Y, en efecto, Jesús subió al Calvario, llevado como un cordero al matadero, y allí "padeció una sola vez por los pecados, el justo por los injustos, para llevarnos a Dios" (1a Pedro 3:18). "El cual fue entregado por nuestras transgresiones, y resucitado para nuestra justificación" (Romanos 4:25). De modo que Dios no quita ni una tilde de sus justas y santas reclamaciones contra el pecado cuando justifica, es decir, cuando absuelve de toda culpa al impío que cree en Jesús (Romanos 3:26). ¡Bendito sea Dios por tal Salvador, y por tal salvación!
Si puedes contestar: —Sí, como pecador digno de ser castigado, he encontrado en Él a Uno en quien puedo confiar con toda seguridad. De veras creo en Él, entonces puedo asegurarte que todo el valor del sacrificio de Cristo en la cruz te sirve delante de Dios en toda la plenitud con que Dios lo aprecia, de modo tan completo como si tú mismo hubieras sufrido la condenación merecida.
Ah, ¡qué Salvación tan admirable y grande! Es digna de Dios mismo. Con ella satisface los deseos del amor de su corazón, da gloria a su amado Hijo, y asegura la salvación a todo pecador que crea en Él. ¡Bendito el Dios y Padre de nuestro Señor Jesucristo quién así ordenó que su propio Hijo llevase a cabo toda esta gran obra, y recibiera por ella toda la alabanza, y para que tú y yo, pobres criaturas culpables, no sólo alcanzásemos toda bendición por creer en Él, sino que además gozásemos eternamente de la bienaventurada compañía de Aquél que nos ha bendecido! "Engrandeced a Jehová conmigo, y exaltemos a una su nombre" (Salmo 34:3).
Pero tal vez digas: —¿Cómo es que no tengo completa seguridad de que soy salvo, siendo que ya no confío ni en mí mismo ni en mis obras, sino única y enteramente en Cristo y en su obra? ¿Cómo es que, si bien un día los sentimientos de mi corazón me aseguran que soy salvo, casi siempre al día siguiente me veo lleno de dudas, como un buque atacado por el oleaje y sin anclaje alguno?
¡Ah! voy a explicarte en qué consiste tu equivocación. ¿Has visto alguna vez a algún marino que cuando trata de anclar el buque, mande a que echen el ancla dentro del mismo barco? Nunca, ¿verdad? Siempre has visto arrojar el ancla fuera, y entonces el buque está seguro. Vamos, pues, al caso tuyo. Quizás estés convencido de que lo único que te da la seguridad es la muerte de Cristo, pero te figuras que los sentimientos tuyos interiores son los que te deben dar la certeza de que eres salvo.

La Salvación Y Su Certeza

Coge la Biblia, porque quiero que veas en ella el modo cómo Dios le da al hombre el conocimiento de la salvación.
Pero antes de leer el versículo que enseña cómo el creyente puede saber que tiene la vida eterna, voy a redactarlo del modo torcido y equivocado así como algunos lo entienden en su imaginación. Helo aquí: "Estos gozosos sentimientos os he dado, a vosotros que creéis en el nombre del Hijo de Dios, para que sepáis que tenéis vida eterna".

^^^^^^^^^^^^^^^^

CONSIGNAS DE TRABAJO ::
1. Según el fragmento, ¿dónde se arroja siempre el ancla para que el buque quede seguro?
2. Reproduce del fragmento el tramo que va desde "Si puedes contestar: —Sí, como" hasta "la condenación merecida.", incluidas ambas partes.
El listado no hace falta para resolver nada de esto.

DATOS DISPONIBLES ::
^^^^^^^^^^^^^^^^

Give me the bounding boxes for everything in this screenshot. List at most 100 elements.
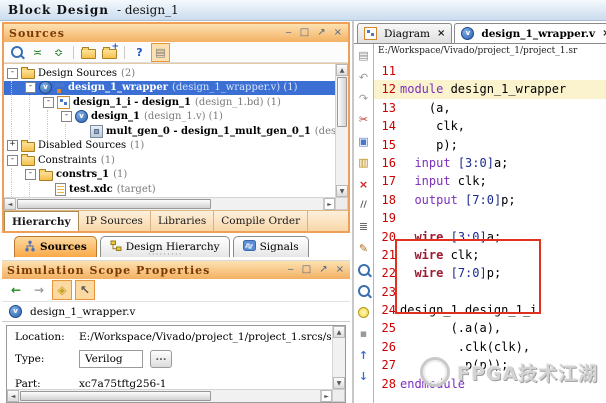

^^^^^^^^^^^^^^^^

SOLUCIONES PROPUESTAS ::
1. Fuera del barco.

2.
Si puedes contestar: —Sí, como pecador digno de ser castigado, he encontrado en Él a Uno en quien puedo confiar con toda seguridad. De veras creo en Él, entonces puedo asegurarte que todo el valor del sacrificio de Cristo en la cruz te sirve delante de Dios en toda la plenitud con que Dios lo aprecia, de modo tan completo como si tú mismo hubieras sufrido la condenación merecida.